**RECORDS PROVIDED:**
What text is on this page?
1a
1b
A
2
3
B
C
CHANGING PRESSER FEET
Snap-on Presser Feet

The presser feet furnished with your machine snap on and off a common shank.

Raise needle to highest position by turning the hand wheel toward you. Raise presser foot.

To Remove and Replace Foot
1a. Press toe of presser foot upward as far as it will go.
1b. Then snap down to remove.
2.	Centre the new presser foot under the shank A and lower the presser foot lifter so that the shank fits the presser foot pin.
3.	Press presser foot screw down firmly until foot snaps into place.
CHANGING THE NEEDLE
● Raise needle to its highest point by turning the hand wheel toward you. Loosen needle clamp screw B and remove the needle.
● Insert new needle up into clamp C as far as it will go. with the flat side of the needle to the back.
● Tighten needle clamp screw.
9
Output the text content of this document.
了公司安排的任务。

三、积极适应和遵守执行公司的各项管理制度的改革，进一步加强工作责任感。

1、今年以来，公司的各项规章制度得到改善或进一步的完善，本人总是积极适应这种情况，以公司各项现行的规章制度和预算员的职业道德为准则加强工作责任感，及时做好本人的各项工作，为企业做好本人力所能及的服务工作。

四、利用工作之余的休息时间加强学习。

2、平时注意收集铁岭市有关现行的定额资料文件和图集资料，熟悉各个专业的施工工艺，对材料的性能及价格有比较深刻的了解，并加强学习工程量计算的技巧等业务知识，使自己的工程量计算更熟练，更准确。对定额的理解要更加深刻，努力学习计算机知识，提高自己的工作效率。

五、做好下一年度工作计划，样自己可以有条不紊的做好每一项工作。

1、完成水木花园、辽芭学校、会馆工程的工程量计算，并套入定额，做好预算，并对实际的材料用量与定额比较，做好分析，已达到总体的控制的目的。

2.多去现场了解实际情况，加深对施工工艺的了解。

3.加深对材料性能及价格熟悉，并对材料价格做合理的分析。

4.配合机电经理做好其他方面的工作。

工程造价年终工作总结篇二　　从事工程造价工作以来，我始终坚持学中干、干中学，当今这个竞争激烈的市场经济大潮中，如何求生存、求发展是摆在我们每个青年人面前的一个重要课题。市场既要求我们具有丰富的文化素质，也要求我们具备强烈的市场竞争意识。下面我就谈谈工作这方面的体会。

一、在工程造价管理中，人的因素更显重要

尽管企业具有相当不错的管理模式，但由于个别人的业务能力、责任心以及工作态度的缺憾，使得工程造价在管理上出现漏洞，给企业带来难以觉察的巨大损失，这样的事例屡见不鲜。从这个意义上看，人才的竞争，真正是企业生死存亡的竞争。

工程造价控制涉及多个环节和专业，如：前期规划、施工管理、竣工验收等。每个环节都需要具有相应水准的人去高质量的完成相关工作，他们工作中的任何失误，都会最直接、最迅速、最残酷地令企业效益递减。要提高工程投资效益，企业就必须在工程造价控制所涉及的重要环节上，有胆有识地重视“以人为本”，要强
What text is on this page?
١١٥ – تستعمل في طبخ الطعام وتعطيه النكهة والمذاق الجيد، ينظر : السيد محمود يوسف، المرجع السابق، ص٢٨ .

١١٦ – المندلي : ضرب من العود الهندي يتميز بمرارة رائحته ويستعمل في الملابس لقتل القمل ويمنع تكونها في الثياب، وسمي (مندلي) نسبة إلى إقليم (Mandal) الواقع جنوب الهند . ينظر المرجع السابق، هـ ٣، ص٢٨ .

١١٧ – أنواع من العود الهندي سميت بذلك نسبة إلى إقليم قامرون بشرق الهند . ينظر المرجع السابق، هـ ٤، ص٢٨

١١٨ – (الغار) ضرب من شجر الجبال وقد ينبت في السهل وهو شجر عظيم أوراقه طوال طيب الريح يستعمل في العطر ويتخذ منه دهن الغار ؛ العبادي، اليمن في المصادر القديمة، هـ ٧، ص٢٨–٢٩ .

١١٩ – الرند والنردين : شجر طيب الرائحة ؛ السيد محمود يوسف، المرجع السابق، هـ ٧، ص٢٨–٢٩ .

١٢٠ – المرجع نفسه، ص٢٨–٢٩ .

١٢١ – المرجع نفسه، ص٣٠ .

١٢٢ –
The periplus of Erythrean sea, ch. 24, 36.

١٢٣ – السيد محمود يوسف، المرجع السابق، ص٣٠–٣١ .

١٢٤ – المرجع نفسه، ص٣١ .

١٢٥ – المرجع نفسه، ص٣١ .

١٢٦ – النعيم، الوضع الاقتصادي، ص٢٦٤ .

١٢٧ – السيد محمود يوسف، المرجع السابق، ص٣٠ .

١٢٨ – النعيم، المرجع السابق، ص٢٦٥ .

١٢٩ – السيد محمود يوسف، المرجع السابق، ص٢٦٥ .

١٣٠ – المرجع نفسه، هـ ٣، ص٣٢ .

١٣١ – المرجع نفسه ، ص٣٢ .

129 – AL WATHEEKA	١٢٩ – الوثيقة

**WRITTEN EXERCISE:** Output the records above in their entirety, exactly.

**SOLUTION BELOW:**
What text is on this page?
1a
1b
A
2
3
B
C
CHANGING PRESSER FEET
Snap-on Presser Feet

The presser feet furnished with your machine snap on and off a common shank.

Raise needle to highest position by turning the hand wheel toward you. Raise presser foot.

To Remove and Replace Foot
1a. Press toe of presser foot upward as far as it will go.
1b. Then snap down to remove.
2.	Centre the new presser foot under the shank A and lower the presser foot lifter so that the shank fits the presser foot pin.
3.	Press presser foot screw down firmly until foot snaps into place.
CHANGING THE NEEDLE
● Raise needle to its highest point by turning the hand wheel toward you. Loosen needle clamp screw B and remove the needle.
● Insert new needle up into clamp C as far as it will go. with the flat side of the needle to the back.
● Tighten needle clamp screw.
9
Output the text content of this document.
了公司安排的任务。

三、积极适应和遵守执行公司的各项管理制度的改革，进一步加强工作责任感。

1、今年以来，公司的各项规章制度得到改善或进一步的完善，本人总是积极适应这种情况，以公司各项现行的规章制度和预算员的职业道德为准则加强工作责任感，及时做好本人的各项工作，为企业做好本人力所能及的服务工作。

四、利用工作之余的休息时间加强学习。

2、平时注意收集铁岭市有关现行的定额资料文件和图集资料，熟悉各个专业的施工工艺，对材料的性能及价格有比较深刻的了解，并加强学习工程量计算的技巧等业务知识，使自己的工程量计算更熟练，更准确。对定额的理解要更加深刻，努力学习计算机知识，提高自己的工作效率。

五、做好下一年度工作计划，样自己可以有条不紊的做好每一项工作。

1、完成水木花园、辽芭学校、会馆工程的工程量计算，并套入定额，做好预算，并对实际的材料用量与定额比较，做好分析，已达到总体的控制的目的。

2.多去现场了解实际情况，加深对施工工艺的了解。

3.加深对材料性能及价格熟悉，并对材料价格做合理的分析。

4.配合机电经理做好其他方面的工作。

工程造价年终工作总结篇二　　从事工程造价工作以来，我始终坚持学中干、干中学，当今这个竞争激烈的市场经济大潮中，如何求生存、求发展是摆在我们每个青年人面前的一个重要课题。市场既要求我们具有丰富的文化素质，也要求我们具备强烈的市场竞争意识。下面我就谈谈工作这方面的体会。

一、在工程造价管理中，人的因素更显重要

尽管企业具有相当不错的管理模式，但由于个别人的业务能力、责任心以及工作态度的缺憾，使得工程造价在管理上出现漏洞，给企业带来难以觉察的巨大损失，这样的事例屡见不鲜。从这个意义上看，人才的竞争，真正是企业生死存亡的竞争。

工程造价控制涉及多个环节和专业，如：前期规划、施工管理、竣工验收等。每个环节都需要具有相应水准的人去高质量的完成相关工作，他们工作中的任何失误，都会最直接、最迅速、最残酷地令企业效益递减。要提高工程投资效益，企业就必须在工程造价控制所涉及的重要环节上，有胆有识地重视“以人为本”，要强
What text is on this page?
١١٥ – تستعمل في طبخ الطعام وتعطيه النكهة والمذاق الجيد، ينظر : السيد محمود يوسف، المرجع السابق، ص٢٨ .

١١٦ – المندلي : ضرب من العود الهندي يتميز بمرارة رائحته ويستعمل في الملابس لقتل القمل ويمنع تكونها في الثياب، وسمي (مندلي) نسبة إلى إقليم (Mandal) الواقع جنوب الهند . ينظر المرجع السابق، هـ ٣، ص٢٨ .

١١٧ – أنواع من العود الهندي سميت بذلك نسبة إلى إقليم قامرون بشرق الهند . ينظر المرجع السابق، هـ ٤، ص٢٨

١١٨ – (الغار) ضرب من شجر الجبال وقد ينبت في السهل وهو شجر عظيم أوراقه طوال طيب الريح يستعمل في العطر ويتخذ منه دهن الغار ؛ العبادي، اليمن في المصادر القديمة، هـ ٧، ص٢٨–٢٩ .

١١٩ – الرند والنردين : شجر طيب الرائحة ؛ السيد محمود يوسف، المرجع السابق، هـ ٧، ص٢٨–٢٩ .

١٢٠ – المرجع نفسه، ص٢٨–٢٩ .

١٢١ – المرجع نفسه، ص٣٠ .

١٢٢ –
The periplus of Erythrean sea, ch. 24, 36.

١٢٣ – السيد محمود يوسف، المرجع السابق، ص٣٠–٣١ .

١٢٤ – المرجع نفسه، ص٣١ .

١٢٥ – المرجع نفسه، ص٣١ .

١٢٦ – النعيم، الوضع الاقتصادي، ص٢٦٤ .

١٢٧ – السيد محمود يوسف، المرجع السابق، ص٣٠ .

١٢٨ – النعيم، المرجع السابق، ص٢٦٥ .

١٢٩ – السيد محمود يوسف، المرجع السابق، ص٢٦٥ .

١٣٠ – المرجع نفسه، هـ ٣، ص٣٢ .

١٣١ – المرجع نفسه ، ص٣٢ .

129 – AL WATHEEKA	١٢٩ – الوثيقة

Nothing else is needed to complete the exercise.